2017-05-18 Thread Krishna Kumar (Engineering)
Hi Willy,

Thanks for your response/debug details.

> It seems that something is preventing the connection close from being
> considered, while the task is woken up on a timeout and on I/O. This
> exactly reminds me of the client-fin/server-fin bug in fact. Do you
> have any of these timeouts in your config ?

You are right! We have this: "timeout client-fin 3ms"

> So at least you have 3 times 196 bugs in production :-)

And many 'x' times that, we have *lots* of servers to handle the Flipkart
traffic. Thanks for pointing out this information.

So we will upgrade after internal processes are sorted out. Thanks once
again for this quick information on the source of the problem.

Regards,
- Krishna


On Fri, May 19, 2017 at 10:34 AM, Willy Tarreau  wrote:

> Hi Krishna,
>
> On Fri, May 19, 2017 at 09:47:52AM +0530, Krishna Kumar (Engineering)

Saved entries:

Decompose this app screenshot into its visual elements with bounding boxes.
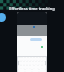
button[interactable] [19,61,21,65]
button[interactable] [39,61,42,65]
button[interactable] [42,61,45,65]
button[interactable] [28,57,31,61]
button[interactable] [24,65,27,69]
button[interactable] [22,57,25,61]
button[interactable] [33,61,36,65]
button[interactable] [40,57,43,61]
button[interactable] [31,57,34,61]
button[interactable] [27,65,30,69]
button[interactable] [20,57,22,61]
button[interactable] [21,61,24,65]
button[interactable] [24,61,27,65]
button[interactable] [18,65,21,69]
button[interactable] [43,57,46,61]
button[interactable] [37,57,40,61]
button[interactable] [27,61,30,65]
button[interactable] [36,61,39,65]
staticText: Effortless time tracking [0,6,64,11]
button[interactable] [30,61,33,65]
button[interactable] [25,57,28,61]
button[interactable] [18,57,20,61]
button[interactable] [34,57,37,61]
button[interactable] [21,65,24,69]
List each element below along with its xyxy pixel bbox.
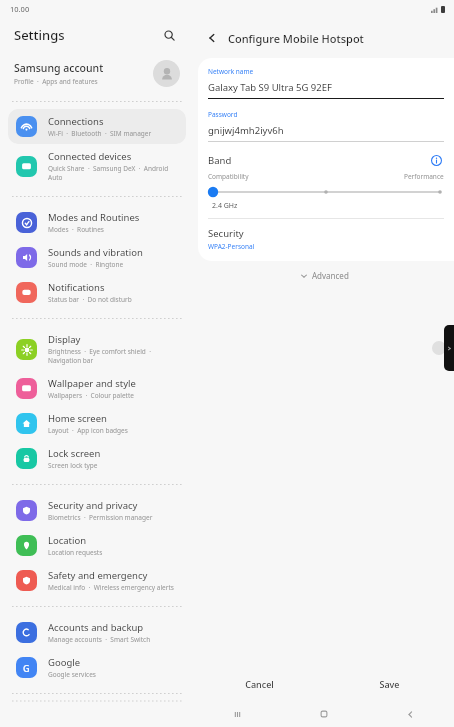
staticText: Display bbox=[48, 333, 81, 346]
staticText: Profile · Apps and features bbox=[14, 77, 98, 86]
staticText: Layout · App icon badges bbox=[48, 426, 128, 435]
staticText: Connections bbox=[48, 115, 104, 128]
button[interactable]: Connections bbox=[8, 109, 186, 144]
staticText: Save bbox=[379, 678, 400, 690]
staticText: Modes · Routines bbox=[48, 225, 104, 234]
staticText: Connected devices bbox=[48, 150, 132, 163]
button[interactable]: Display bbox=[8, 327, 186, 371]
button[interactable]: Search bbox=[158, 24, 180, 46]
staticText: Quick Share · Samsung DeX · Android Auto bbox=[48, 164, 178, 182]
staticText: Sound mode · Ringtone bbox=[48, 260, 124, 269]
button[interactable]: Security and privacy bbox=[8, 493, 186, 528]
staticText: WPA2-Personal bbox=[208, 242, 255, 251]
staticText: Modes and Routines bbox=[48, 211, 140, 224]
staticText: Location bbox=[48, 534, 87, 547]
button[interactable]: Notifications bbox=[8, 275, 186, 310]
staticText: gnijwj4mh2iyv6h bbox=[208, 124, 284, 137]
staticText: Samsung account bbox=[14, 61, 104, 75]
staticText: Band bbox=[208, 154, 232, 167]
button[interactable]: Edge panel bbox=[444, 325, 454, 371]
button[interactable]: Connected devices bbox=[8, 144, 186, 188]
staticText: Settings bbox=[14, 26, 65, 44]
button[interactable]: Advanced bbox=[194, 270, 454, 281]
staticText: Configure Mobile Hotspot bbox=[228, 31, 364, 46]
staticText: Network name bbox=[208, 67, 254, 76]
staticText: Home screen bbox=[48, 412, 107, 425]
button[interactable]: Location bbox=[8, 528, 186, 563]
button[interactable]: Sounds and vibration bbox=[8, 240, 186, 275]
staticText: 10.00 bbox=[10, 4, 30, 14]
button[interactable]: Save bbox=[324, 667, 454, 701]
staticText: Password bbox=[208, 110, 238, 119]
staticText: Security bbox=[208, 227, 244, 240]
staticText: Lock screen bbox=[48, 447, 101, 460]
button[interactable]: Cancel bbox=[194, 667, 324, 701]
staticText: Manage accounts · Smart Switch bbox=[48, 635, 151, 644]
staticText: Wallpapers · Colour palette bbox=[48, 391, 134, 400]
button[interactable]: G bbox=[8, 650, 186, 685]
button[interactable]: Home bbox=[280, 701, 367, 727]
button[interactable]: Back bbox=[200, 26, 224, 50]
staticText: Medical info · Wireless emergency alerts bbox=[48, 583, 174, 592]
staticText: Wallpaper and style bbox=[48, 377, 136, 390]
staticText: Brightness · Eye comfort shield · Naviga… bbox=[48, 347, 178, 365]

● **Instructions for the task**
Reproduce the whole email reply about the client-fin timeout shown above, word for word.

● **Full answer**
2017-05-18 Thread Krishna Kumar (Engineering)
Hi Willy,

Thanks for your response/debug details.

> It seems that something is preventing the connection close from being
> considered, while the task is woken up on a timeout and on I/O. This
> exactly reminds me of the client-fin/server-fin bug in fact. Do you
> have any of these timeouts in your config ?

You are right! We have this: "timeout client-fin 3ms"

> So at least you have 3 times 196 bugs in production :-)

And many 'x' times that, we have *lots* of servers to handle the Flipkart
traffic. Thanks for pointing out this information.

So we will upgrade after internal processes are sorted out. Thanks once
again for this quick information on the source of the problem.

Regards,
- Krishna


On Fri, May 19, 2017 at 10:34 AM, Willy Tarreau  wrote:

> Hi Krishna,
>
> On Fri, May 19, 2017 at 09:47:52AM +0530, Krishna Kumar (Engineering)